● **WHAT YOU ARE ASKED TO DO**
Exactly reproduce each entry, leaving out nothing.

● **LISTED RECORDS**
--- BEGIN ---

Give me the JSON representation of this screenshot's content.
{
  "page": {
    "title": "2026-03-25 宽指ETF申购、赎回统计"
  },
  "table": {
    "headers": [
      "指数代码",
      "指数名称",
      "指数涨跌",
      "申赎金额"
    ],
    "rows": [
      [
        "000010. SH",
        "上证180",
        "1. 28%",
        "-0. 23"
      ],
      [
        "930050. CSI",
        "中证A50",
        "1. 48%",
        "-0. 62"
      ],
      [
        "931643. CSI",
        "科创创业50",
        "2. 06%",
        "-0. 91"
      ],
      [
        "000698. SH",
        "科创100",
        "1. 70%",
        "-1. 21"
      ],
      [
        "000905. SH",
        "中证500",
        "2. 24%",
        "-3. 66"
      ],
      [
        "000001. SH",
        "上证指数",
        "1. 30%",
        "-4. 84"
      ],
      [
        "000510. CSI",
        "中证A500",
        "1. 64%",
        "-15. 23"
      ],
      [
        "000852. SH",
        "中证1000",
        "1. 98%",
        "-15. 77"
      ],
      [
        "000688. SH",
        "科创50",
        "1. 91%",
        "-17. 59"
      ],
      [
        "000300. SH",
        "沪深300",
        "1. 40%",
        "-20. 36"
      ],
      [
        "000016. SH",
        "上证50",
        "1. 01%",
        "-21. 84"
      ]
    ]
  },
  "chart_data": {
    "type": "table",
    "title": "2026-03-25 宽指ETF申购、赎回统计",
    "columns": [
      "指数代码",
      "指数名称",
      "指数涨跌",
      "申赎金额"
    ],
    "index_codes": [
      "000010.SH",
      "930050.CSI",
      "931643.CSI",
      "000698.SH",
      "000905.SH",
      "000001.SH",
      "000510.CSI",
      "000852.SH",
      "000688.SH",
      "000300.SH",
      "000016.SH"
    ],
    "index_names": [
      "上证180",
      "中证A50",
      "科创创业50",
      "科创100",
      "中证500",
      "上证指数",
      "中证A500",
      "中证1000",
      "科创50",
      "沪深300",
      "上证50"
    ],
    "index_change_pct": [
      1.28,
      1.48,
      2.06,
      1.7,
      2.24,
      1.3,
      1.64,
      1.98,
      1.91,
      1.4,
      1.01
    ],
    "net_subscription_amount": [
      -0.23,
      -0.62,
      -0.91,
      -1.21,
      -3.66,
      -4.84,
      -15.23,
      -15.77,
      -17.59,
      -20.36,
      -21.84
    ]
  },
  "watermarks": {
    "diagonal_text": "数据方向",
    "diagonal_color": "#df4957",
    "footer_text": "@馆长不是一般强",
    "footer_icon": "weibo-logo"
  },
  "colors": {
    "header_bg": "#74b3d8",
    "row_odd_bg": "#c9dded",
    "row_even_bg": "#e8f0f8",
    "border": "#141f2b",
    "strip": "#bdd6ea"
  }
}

--- END ---

● **TASK RESULT**
Give me the JSON representation of this screenshot's content.
{
  "page": {
    "title": "2026-03-25 宽指ETF申购、赎回统计"
  },
  "table": {
    "headers": [
      "指数代码",
      "指数名称",
      "指数涨跌",
      "申赎金额"
    ],
    "rows": [
      [
        "000010. SH",
        "上证180",
        "1. 28%",
        "-0. 23"
      ],
      [
        "930050. CSI",
        "中证A50",
        "1. 48%",
        "-0. 62"
      ],
      [
        "931643. CSI",
        "科创创业50",
        "2. 06%",
        "-0. 91"
      ],
      [
        "000698. SH",
        "科创100",
        "1. 70%",
        "-1. 21"
      ],
      [
        "000905. SH",
        "中证500",
        "2. 24%",
        "-3. 66"
      ],
      [
        "000001. SH",
        "上证指数",
        "1. 30%",
        "-4. 84"
      ],
      [
        "000510. CSI",
        "中证A500",
        "1. 64%",
        "-15. 23"
      ],
      [
        "000852. SH",
        "中证1000",
        "1. 98%",
        "-15. 77"
      ],
      [
        "000688. SH",
        "科创50",
        "1. 91%",
        "-17. 59"
      ],
      [
        "000300. SH",
        "沪深300",
        "1. 40%",
        "-20. 36"
      ],
      [
        "000016. SH",
        "上证50",
        "1. 01%",
        "-21. 84"
      ]
    ]
  },
  "chart_data": {
    "type": "table",
    "title": "2026-03-25 宽指ETF申购、赎回统计",
    "columns": [
      "指数代码",
      "指数名称",
      "指数涨跌",
      "申赎金额"
    ],
    "index_codes": [
      "000010.SH",
      "930050.CSI",
      "931643.CSI",
      "000698.SH",
      "000905.SH",
      "000001.SH",
      "000510.CSI",
      "000852.SH",
      "000688.SH",
      "000300.SH",
      "000016.SH"
    ],
    "index_names": [
      "上证180",
      "中证A50",
      "科创创业50",
      "科创100",
      "中证500",
      "上证指数",
      "中证A500",
      "中证1000",
      "科创50",
      "沪深300",
      "上证50"
    ],
    "index_change_pct": [
      1.28,
      1.48,
      2.06,
      1.7,
      2.24,
      1.3,
      1.64,
      1.98,
      1.91,
      1.4,
      1.01
    ],
    "net_subscription_amount": [
      -0.23,
      -0.62,
      -0.91,
      -1.21,
      -3.66,
      -4.84,
      -15.23,
      -15.77,
      -17.59,
      -20.36,
      -21.84
    ]
  },
  "watermarks": {
    "diagonal_text": "数据方向",
    "diagonal_color": "#df4957",
    "footer_text": "@馆长不是一般强",
    "footer_icon": "weibo-logo"
  },
  "colors": {
    "header_bg": "#74b3d8",
    "row_odd_bg": "#c9dded",
    "row_even_bg": "#e8f0f8",
    "border": "#141f2b",
    "strip": "#bdd6ea"
  }
}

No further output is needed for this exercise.